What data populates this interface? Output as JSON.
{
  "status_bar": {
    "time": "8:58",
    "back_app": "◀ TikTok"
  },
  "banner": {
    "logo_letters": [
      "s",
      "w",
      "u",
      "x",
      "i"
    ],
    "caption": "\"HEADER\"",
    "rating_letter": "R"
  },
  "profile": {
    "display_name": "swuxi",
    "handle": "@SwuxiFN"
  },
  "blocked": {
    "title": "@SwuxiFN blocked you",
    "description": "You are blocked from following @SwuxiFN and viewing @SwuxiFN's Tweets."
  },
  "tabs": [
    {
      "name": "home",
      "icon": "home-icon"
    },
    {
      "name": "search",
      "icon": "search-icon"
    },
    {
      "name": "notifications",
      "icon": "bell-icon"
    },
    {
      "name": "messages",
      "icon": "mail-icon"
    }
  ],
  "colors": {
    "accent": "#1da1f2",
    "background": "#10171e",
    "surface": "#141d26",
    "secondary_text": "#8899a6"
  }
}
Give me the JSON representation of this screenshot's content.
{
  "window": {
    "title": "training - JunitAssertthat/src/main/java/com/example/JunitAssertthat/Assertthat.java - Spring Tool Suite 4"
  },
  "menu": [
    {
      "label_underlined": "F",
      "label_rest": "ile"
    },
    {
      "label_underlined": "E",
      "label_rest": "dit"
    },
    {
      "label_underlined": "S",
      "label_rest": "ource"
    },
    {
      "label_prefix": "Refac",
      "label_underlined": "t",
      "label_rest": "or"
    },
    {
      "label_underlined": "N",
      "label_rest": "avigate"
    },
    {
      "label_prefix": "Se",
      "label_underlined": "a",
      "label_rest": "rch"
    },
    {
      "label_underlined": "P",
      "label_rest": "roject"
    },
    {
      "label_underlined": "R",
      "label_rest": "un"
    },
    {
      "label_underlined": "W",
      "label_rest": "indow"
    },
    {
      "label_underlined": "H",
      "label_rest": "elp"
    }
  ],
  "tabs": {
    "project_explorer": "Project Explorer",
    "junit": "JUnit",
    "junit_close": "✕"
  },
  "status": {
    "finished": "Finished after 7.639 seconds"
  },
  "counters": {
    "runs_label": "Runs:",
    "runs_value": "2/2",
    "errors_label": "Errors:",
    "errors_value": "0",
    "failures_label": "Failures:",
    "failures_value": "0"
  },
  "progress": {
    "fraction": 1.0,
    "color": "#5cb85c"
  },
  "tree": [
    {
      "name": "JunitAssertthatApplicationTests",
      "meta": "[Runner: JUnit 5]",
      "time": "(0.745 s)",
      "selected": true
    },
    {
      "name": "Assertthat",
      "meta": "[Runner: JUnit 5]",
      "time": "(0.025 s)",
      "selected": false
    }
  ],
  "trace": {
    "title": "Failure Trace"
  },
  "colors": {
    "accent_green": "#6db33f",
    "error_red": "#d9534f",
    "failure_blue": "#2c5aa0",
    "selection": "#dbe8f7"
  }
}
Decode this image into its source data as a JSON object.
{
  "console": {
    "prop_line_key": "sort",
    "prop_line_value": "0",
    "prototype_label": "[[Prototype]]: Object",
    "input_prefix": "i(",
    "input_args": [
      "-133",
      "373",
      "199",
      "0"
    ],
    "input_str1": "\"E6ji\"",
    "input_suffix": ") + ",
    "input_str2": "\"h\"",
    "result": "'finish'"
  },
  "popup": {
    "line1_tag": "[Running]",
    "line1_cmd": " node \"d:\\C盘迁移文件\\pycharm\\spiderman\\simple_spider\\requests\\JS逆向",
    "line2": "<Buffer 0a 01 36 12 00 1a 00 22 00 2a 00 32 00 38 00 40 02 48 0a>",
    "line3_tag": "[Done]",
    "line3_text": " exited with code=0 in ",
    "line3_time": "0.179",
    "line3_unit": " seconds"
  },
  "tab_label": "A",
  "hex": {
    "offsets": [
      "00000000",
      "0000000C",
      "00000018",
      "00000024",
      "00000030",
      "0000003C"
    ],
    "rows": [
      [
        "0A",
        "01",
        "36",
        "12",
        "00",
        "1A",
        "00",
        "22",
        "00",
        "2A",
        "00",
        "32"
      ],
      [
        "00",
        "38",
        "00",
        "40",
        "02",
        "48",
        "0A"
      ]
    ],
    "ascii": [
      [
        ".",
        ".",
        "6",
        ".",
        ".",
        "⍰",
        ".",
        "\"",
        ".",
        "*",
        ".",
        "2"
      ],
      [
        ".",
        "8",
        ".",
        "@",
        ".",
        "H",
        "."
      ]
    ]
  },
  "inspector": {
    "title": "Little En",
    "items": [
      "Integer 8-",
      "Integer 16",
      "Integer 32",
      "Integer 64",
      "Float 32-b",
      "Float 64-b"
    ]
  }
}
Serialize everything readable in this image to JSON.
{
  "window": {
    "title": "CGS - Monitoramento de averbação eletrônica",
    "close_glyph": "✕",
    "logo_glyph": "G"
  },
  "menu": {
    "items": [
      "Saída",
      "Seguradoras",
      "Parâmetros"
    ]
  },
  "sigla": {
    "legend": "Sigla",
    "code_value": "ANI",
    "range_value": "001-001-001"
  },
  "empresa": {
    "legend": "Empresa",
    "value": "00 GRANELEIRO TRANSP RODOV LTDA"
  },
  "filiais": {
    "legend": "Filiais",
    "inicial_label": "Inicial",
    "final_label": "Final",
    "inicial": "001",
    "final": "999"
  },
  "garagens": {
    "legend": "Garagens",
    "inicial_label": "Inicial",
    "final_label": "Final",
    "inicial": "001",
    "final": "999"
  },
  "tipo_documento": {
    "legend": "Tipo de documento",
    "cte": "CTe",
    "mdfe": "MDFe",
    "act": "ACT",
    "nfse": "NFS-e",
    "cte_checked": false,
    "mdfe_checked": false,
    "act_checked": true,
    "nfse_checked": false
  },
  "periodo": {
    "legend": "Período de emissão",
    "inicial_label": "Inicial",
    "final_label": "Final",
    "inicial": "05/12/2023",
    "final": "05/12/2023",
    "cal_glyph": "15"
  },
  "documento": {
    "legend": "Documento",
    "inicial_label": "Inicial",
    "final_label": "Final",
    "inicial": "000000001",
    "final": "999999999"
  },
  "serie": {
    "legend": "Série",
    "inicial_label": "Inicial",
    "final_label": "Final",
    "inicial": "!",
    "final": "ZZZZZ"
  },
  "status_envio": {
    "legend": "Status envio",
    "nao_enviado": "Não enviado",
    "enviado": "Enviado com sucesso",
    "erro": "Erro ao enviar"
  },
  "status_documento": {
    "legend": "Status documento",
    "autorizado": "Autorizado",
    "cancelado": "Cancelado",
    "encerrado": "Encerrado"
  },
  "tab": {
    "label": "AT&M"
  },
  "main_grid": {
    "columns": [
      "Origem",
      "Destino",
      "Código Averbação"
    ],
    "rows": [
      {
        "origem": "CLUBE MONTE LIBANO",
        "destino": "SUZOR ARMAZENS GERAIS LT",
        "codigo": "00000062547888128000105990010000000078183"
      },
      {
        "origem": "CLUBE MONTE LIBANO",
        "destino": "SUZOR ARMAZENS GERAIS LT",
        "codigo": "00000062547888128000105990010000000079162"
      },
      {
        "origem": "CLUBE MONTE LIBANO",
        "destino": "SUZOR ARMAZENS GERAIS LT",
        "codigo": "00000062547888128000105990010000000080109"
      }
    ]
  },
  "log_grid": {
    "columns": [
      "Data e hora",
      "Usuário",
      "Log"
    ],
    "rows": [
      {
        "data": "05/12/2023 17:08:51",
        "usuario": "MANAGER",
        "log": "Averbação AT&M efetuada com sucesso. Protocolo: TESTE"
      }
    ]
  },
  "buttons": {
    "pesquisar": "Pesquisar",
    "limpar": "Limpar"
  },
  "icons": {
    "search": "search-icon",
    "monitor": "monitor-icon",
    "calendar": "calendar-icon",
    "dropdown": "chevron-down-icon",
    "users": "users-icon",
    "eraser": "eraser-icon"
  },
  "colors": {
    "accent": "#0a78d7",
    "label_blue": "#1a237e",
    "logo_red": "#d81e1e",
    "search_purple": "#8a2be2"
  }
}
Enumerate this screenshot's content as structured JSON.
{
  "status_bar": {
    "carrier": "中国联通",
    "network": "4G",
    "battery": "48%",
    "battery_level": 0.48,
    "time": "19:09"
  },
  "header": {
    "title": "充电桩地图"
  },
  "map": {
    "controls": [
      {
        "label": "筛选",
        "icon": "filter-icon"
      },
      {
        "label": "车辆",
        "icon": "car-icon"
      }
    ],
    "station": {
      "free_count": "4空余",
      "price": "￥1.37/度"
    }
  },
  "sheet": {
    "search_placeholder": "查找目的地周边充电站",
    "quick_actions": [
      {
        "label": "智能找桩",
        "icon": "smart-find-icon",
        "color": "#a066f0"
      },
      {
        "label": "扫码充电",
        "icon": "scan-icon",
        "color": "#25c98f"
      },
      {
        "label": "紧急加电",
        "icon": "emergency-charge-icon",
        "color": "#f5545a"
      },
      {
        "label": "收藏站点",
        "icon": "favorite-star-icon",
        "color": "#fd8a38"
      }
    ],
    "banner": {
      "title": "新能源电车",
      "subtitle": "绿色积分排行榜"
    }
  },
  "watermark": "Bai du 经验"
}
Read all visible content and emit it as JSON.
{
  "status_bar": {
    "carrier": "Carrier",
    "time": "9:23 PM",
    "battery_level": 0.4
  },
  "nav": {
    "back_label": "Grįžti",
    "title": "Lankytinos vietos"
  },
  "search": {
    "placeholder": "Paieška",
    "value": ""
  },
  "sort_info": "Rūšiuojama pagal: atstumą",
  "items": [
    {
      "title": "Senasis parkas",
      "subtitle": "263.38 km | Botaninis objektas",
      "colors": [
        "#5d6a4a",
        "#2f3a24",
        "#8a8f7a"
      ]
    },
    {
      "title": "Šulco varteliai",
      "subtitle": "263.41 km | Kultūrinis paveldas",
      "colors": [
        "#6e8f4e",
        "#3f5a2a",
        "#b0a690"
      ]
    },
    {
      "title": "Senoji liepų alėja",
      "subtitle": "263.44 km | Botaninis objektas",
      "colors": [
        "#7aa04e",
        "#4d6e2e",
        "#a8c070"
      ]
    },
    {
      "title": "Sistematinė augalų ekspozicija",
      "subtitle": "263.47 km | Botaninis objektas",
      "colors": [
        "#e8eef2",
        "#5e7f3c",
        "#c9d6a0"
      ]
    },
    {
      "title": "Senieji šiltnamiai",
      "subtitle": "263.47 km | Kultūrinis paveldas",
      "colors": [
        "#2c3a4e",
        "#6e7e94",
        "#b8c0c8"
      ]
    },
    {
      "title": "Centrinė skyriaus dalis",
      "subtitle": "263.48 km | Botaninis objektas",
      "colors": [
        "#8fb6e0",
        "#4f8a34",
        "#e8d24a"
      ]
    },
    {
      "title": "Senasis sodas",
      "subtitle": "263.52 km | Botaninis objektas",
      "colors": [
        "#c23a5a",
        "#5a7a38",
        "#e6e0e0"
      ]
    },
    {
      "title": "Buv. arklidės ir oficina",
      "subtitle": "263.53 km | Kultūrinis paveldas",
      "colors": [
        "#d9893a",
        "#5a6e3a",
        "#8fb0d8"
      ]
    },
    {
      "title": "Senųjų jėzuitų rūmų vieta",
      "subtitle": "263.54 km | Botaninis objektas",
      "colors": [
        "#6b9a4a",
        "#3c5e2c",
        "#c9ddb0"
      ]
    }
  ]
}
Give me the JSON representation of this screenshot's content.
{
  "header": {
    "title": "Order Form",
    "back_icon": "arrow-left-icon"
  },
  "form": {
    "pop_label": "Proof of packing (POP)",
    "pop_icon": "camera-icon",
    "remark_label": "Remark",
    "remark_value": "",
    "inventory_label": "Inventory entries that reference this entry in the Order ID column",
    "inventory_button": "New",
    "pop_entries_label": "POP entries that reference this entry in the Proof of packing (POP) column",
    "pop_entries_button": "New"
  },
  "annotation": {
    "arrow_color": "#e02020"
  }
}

====

Copy all lines of the listing above that contain the string "reference".

    "inventory_label": "Inventory entries that reference this entry in the Order ID column",
    "pop_entries_label": "POP entries that reference this entry in the Proof of packing (POP) column",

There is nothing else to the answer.